Saved entries
Start

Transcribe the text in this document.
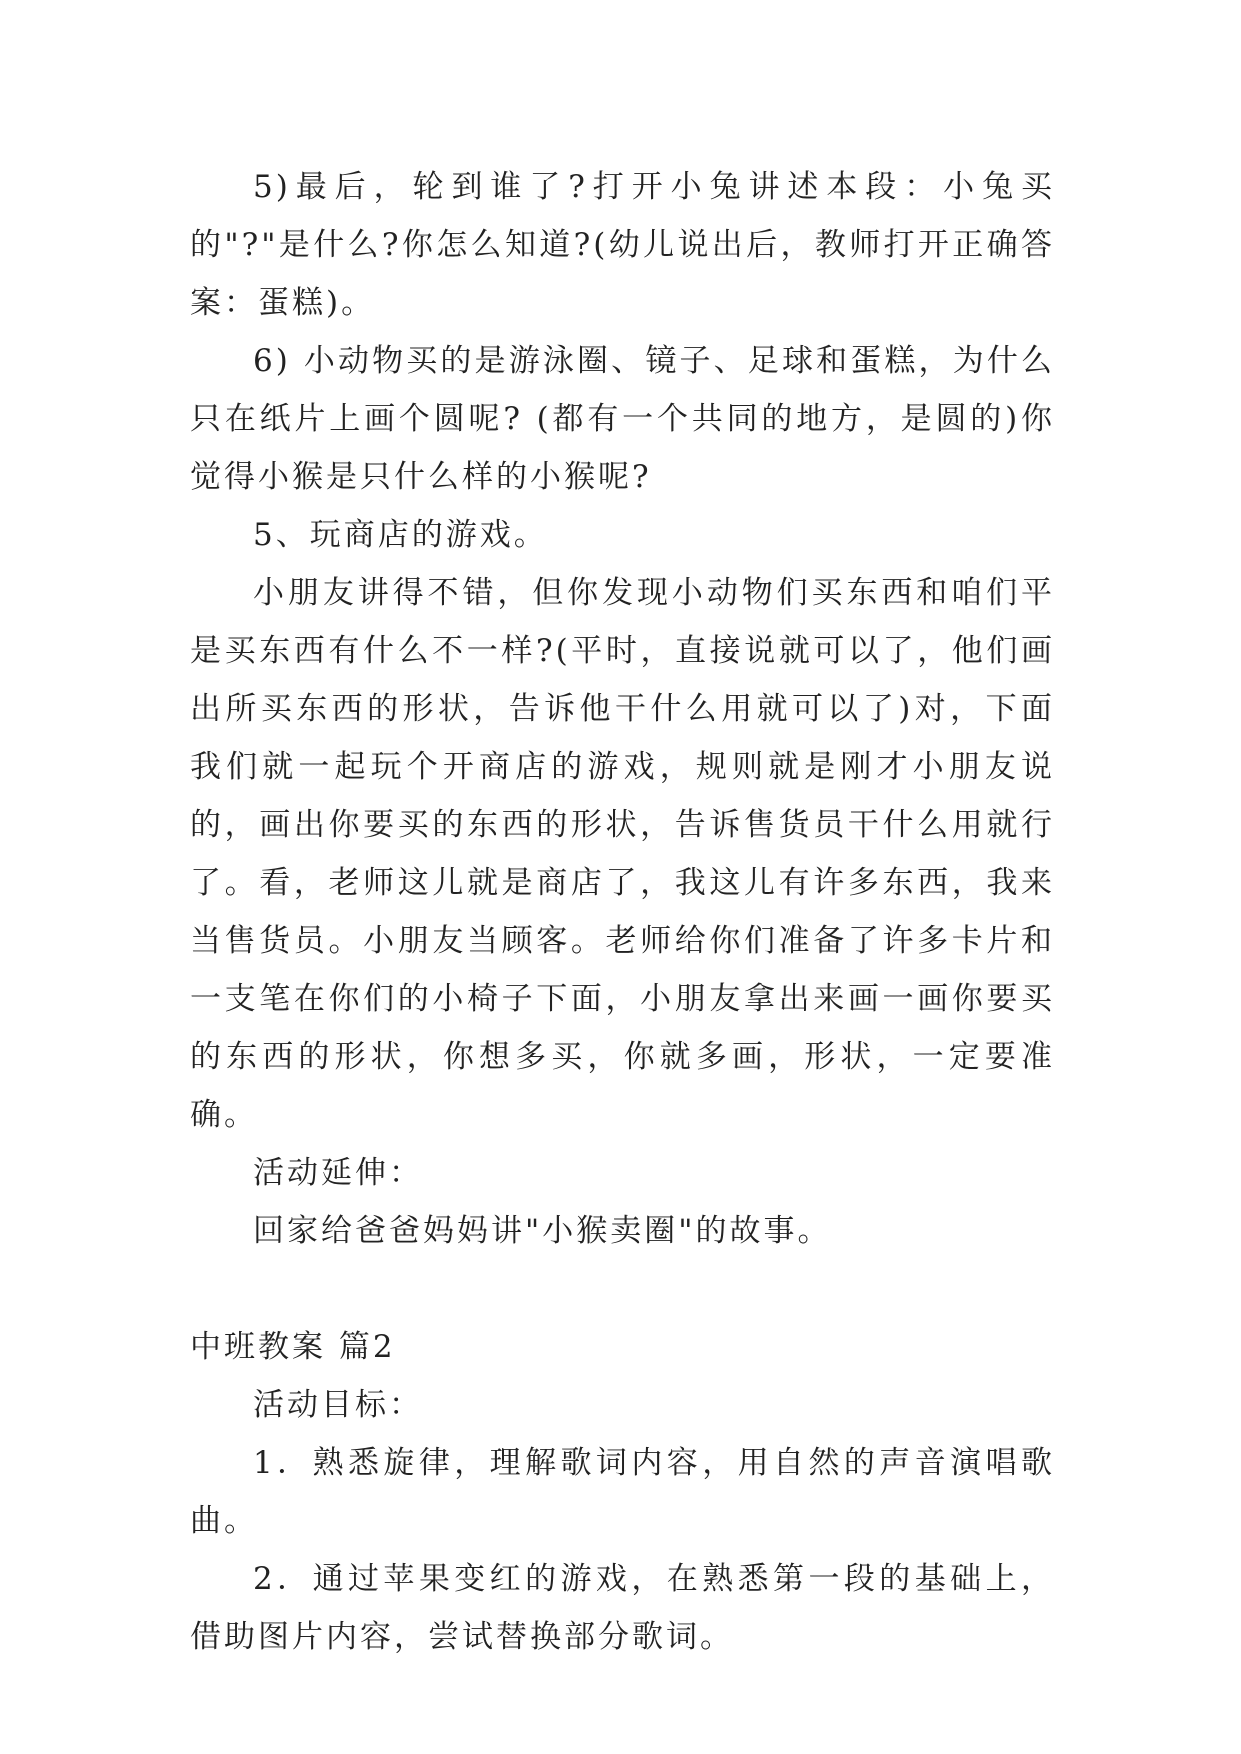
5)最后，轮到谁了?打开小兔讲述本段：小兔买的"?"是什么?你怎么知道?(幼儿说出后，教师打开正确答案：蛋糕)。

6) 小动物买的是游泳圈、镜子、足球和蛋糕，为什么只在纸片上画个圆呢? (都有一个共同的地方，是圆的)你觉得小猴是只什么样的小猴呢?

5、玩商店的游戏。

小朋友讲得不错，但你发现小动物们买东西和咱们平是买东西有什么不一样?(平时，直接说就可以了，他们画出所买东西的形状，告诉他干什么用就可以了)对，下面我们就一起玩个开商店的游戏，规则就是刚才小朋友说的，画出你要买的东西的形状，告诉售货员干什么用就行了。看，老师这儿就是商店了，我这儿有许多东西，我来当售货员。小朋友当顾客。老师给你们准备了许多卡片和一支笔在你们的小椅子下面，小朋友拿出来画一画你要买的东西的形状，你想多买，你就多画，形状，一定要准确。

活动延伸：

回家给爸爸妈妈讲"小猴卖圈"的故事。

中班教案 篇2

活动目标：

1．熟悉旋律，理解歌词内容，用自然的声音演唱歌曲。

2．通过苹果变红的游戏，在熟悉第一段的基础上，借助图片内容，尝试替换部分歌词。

End

__Written problem__: Using the data above, write out every line exactly, leaving the images behind.

__Expected output__:
Transcribe the text in this document.
5)最后，轮到谁了?打开小兔讲述本段：小兔买的"?"是什么?你怎么知道?(幼儿说出后，教师打开正确答案：蛋糕)。

6) 小动物买的是游泳圈、镜子、足球和蛋糕，为什么只在纸片上画个圆呢? (都有一个共同的地方，是圆的)你觉得小猴是只什么样的小猴呢?

5、玩商店的游戏。

小朋友讲得不错，但你发现小动物们买东西和咱们平是买东西有什么不一样?(平时，直接说就可以了，他们画出所买东西的形状，告诉他干什么用就可以了)对，下面我们就一起玩个开商店的游戏，规则就是刚才小朋友说的，画出你要买的东西的形状，告诉售货员干什么用就行了。看，老师这儿就是商店了，我这儿有许多东西，我来当售货员。小朋友当顾客。老师给你们准备了许多卡片和一支笔在你们的小椅子下面，小朋友拿出来画一画你要买的东西的形状，你想多买，你就多画，形状，一定要准确。

活动延伸：

回家给爸爸妈妈讲"小猴卖圈"的故事。

中班教案 篇2

活动目标：

1．熟悉旋律，理解歌词内容，用自然的声音演唱歌曲。

2．通过苹果变红的游戏，在熟悉第一段的基础上，借助图片内容，尝试替换部分歌词。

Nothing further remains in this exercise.